Exercise:
Count the lines in the entries below that include the word "Energy". Give nothing but the number.

Task input:
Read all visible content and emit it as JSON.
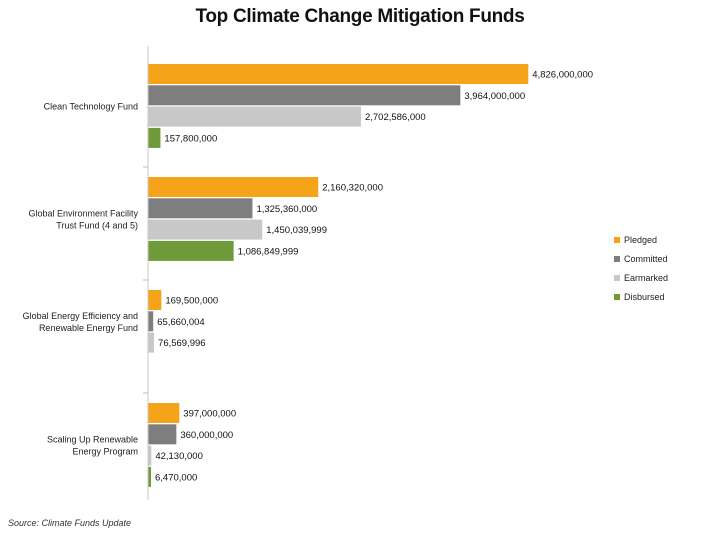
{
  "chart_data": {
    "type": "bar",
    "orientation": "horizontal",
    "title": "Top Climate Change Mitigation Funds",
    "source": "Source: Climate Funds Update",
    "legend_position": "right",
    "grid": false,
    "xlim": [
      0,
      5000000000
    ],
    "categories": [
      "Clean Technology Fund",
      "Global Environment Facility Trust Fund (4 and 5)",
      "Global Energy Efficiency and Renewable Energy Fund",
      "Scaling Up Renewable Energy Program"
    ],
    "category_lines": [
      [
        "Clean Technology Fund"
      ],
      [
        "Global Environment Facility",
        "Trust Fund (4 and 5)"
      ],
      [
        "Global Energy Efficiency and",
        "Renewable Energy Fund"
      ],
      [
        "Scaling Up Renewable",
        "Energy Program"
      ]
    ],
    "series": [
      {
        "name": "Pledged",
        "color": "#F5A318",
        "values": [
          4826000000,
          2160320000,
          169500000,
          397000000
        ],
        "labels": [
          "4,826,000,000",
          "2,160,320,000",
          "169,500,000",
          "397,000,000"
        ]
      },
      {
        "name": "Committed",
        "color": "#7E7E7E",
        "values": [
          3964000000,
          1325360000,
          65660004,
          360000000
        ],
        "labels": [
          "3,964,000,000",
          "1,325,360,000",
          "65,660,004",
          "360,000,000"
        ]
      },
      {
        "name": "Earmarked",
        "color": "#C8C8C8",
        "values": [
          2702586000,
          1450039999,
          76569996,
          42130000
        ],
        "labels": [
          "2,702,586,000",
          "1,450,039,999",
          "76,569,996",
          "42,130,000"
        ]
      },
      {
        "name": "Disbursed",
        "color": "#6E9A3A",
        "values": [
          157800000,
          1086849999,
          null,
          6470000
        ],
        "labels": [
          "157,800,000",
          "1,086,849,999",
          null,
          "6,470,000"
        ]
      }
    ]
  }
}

--

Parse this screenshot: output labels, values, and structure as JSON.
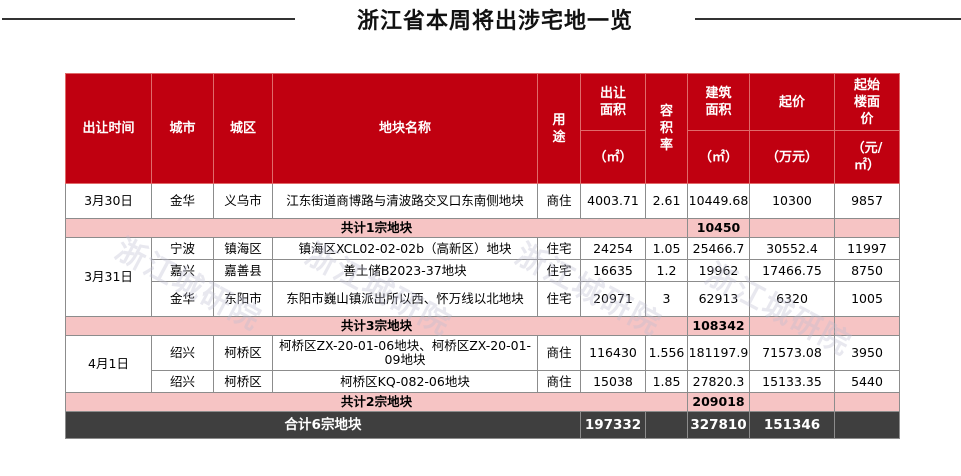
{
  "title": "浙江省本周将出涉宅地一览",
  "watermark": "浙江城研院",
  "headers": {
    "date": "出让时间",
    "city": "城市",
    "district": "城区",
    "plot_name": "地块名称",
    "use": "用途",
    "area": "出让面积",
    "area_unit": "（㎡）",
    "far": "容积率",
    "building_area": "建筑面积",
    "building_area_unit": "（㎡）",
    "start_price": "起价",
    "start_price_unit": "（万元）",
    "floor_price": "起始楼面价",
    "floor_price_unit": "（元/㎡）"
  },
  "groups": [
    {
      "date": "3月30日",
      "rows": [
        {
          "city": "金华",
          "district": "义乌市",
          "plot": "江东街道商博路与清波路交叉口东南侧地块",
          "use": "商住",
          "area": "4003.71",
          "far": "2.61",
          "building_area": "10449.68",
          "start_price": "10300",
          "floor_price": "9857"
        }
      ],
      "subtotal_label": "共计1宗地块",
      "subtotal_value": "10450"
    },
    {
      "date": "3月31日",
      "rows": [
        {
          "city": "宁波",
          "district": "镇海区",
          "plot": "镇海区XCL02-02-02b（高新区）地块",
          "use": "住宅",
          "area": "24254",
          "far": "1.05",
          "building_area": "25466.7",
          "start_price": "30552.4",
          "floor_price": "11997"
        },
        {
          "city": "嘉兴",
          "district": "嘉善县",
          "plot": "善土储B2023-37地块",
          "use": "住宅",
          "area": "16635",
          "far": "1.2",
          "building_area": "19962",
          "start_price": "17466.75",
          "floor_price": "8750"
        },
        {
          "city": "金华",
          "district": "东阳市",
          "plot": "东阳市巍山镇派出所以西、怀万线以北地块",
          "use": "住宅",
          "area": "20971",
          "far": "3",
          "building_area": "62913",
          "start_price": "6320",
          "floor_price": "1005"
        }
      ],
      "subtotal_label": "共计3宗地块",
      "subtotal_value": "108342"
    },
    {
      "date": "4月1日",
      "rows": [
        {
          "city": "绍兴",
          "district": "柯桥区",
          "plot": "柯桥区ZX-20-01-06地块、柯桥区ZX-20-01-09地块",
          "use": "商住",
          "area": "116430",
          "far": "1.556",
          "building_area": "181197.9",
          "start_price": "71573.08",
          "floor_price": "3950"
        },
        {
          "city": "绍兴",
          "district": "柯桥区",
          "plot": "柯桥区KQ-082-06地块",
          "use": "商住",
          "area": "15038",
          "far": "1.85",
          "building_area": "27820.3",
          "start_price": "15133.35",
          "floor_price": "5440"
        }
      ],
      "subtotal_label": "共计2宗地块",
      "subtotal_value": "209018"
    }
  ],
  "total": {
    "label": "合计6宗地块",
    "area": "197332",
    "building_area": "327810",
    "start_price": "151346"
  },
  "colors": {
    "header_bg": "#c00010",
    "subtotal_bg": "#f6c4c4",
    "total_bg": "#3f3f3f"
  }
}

Task output:
5